--- begin ENTRIES PROVIDED ---

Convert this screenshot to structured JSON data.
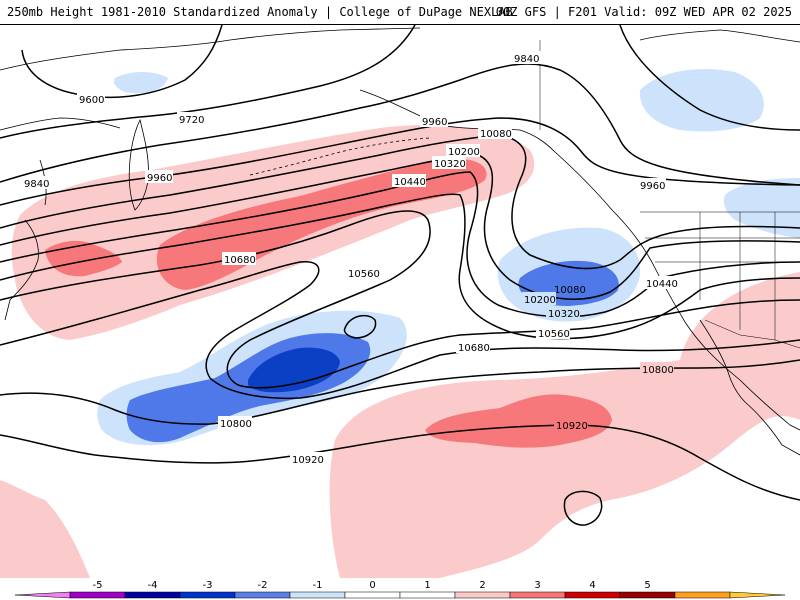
{
  "header": {
    "title_left": "250mb Height 1981-2010 Standardized Anomaly | College of DuPage NEXLAB",
    "title_right": "00Z GFS | F201 Valid: 09Z WED APR 02 2025"
  },
  "contour_labels": [
    {
      "text": "9840"
    },
    {
      "text": "9600"
    },
    {
      "text": "9720"
    },
    {
      "text": "9960"
    },
    {
      "text": "10080"
    },
    {
      "text": "10200"
    },
    {
      "text": "10320"
    },
    {
      "text": "10440"
    },
    {
      "text": "9840"
    },
    {
      "text": "9960"
    },
    {
      "text": "9960"
    },
    {
      "text": "10680"
    },
    {
      "text": "10560"
    },
    {
      "text": "10080"
    },
    {
      "text": "10200"
    },
    {
      "text": "10320"
    },
    {
      "text": "10440"
    },
    {
      "text": "10560"
    },
    {
      "text": "10680"
    },
    {
      "text": "10800"
    },
    {
      "text": "10800"
    },
    {
      "text": "10920"
    },
    {
      "text": "10920"
    }
  ],
  "legend": {
    "bins": [
      {
        "color": "#ee82ee"
      },
      {
        "color": "#9f00c5"
      },
      {
        "color": "#0000a0"
      },
      {
        "color": "#0033cc"
      },
      {
        "color": "#5a7fe6"
      },
      {
        "color": "#cbe4fa"
      },
      {
        "color": "#ffffff"
      },
      {
        "color": "#ffffff"
      },
      {
        "color": "#fcc8c8"
      },
      {
        "color": "#f87474"
      },
      {
        "color": "#cc0000"
      },
      {
        "color": "#990000"
      },
      {
        "color": "#ff9f1c"
      },
      {
        "color": "#ffcc33"
      }
    ],
    "ticks": [
      "-5",
      "-4",
      "-3",
      "-2",
      "-1",
      "0",
      "1",
      "2",
      "3",
      "4",
      "5"
    ]
  },
  "colors": {
    "pos1": "#fbcaca",
    "pos2": "#f6787a",
    "neg1": "#cce3fb",
    "neg2": "#4f79e8",
    "neg3": "#0b3fc4"
  }
}
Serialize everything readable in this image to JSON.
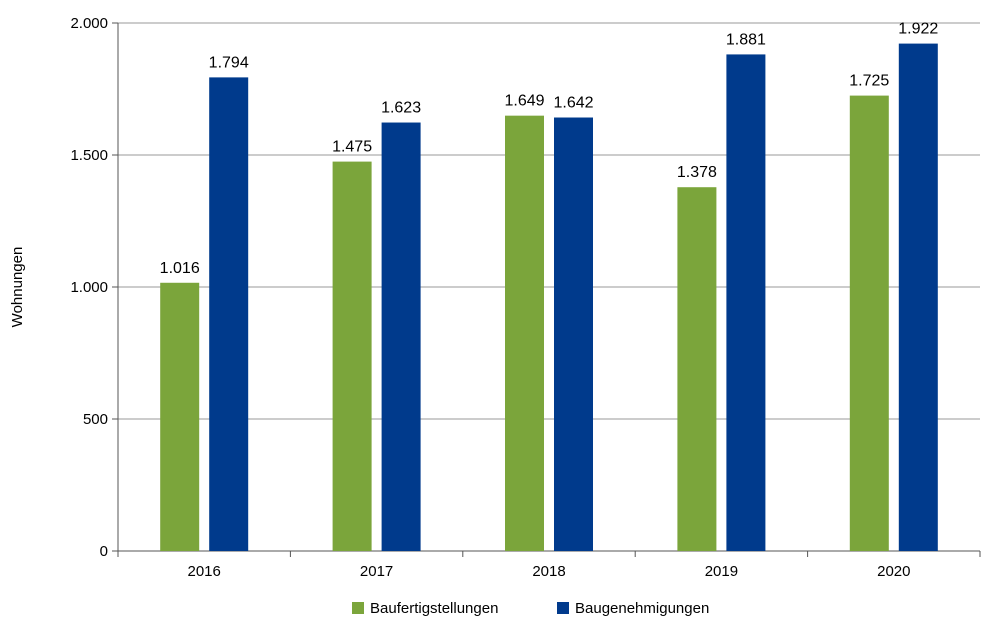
{
  "chart_data": {
    "type": "bar",
    "categories": [
      "2016",
      "2017",
      "2018",
      "2019",
      "2020"
    ],
    "series": [
      {
        "name": "Baufertigstellungen",
        "color": "#7BA53B",
        "values": [
          1016,
          1475,
          1649,
          1378,
          1725
        ],
        "labels": [
          "1.016",
          "1.475",
          "1.649",
          "1.378",
          "1.725"
        ]
      },
      {
        "name": "Baugenehmigungen",
        "color": "#003A8C",
        "values": [
          1794,
          1623,
          1642,
          1881,
          1922
        ],
        "labels": [
          "1.794",
          "1.623",
          "1.642",
          "1.881",
          "1.922"
        ]
      }
    ],
    "ylabel": "Wohnungen",
    "ylim": [
      0,
      2000
    ],
    "yticks": [
      0,
      500,
      1000,
      1500,
      2000
    ],
    "ytick_labels": [
      "0",
      "500",
      "1.000",
      "1.500",
      "2.000"
    ],
    "grid": true,
    "legend_position": "bottom-center"
  }
}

--- end ENTRIES PROVIDED ---

■ THE EXERCISE
Retype every record above exactly as written, but leave out the pictures.

■ TASK ANSWER
Convert this screenshot to structured JSON data.
{
  "header": {
    "title_left": "250mb Height 1981-2010 Standardized Anomaly | College of DuPage NEXLAB",
    "title_right": "00Z GFS | F201 Valid: 09Z WED APR 02 2025"
  },
  "contour_labels": [
    {
      "text": "9840"
    },
    {
      "text": "9600"
    },
    {
      "text": "9720"
    },
    {
      "text": "9960"
    },
    {
      "text": "10080"
    },
    {
      "text": "10200"
    },
    {
      "text": "10320"
    },
    {
      "text": "10440"
    },
    {
      "text": "9840"
    },
    {
      "text": "9960"
    },
    {
      "text": "9960"
    },
    {
      "text": "10680"
    },
    {
      "text": "10560"
    },
    {
      "text": "10080"
    },
    {
      "text": "10200"
    },
    {
      "text": "10320"
    },
    {
      "text": "10440"
    },
    {
      "text": "10560"
    },
    {
      "text": "10680"
    },
    {
      "text": "10800"
    },
    {
      "text": "10800"
    },
    {
      "text": "10920"
    },
    {
      "text": "10920"
    }
  ],
  "legend": {
    "bins": [
      {
        "color": "#ee82ee"
      },
      {
        "color": "#9f00c5"
      },
      {
        "color": "#0000a0"
      },
      {
        "color": "#0033cc"
      },
      {
        "color": "#5a7fe6"
      },
      {
        "color": "#cbe4fa"
      },
      {
        "color": "#ffffff"
      },
      {
        "color": "#ffffff"
      },
      {
        "color": "#fcc8c8"
      },
      {
        "color": "#f87474"
      },
      {
        "color": "#cc0000"
      },
      {
        "color": "#990000"
      },
      {
        "color": "#ff9f1c"
      },
      {
        "color": "#ffcc33"
      }
    ],
    "ticks": [
      "-5",
      "-4",
      "-3",
      "-2",
      "-1",
      "0",
      "1",
      "2",
      "3",
      "4",
      "5"
    ]
  },
  "colors": {
    "pos1": "#fbcaca",
    "pos2": "#f6787a",
    "neg1": "#cce3fb",
    "neg2": "#4f79e8",
    "neg3": "#0b3fc4"
  }
}
Serialize everything readable in this image to JSON.
{
  "chart_data": {
    "type": "bar",
    "categories": [
      "2016",
      "2017",
      "2018",
      "2019",
      "2020"
    ],
    "series": [
      {
        "name": "Baufertigstellungen",
        "color": "#7BA53B",
        "values": [
          1016,
          1475,
          1649,
          1378,
          1725
        ],
        "labels": [
          "1.016",
          "1.475",
          "1.649",
          "1.378",
          "1.725"
        ]
      },
      {
        "name": "Baugenehmigungen",
        "color": "#003A8C",
        "values": [
          1794,
          1623,
          1642,
          1881,
          1922
        ],
        "labels": [
          "1.794",
          "1.623",
          "1.642",
          "1.881",
          "1.922"
        ]
      }
    ],
    "ylabel": "Wohnungen",
    "ylim": [
      0,
      2000
    ],
    "yticks": [
      0,
      500,
      1000,
      1500,
      2000
    ],
    "ytick_labels": [
      "0",
      "500",
      "1.000",
      "1.500",
      "2.000"
    ],
    "grid": true,
    "legend_position": "bottom-center"
  }
}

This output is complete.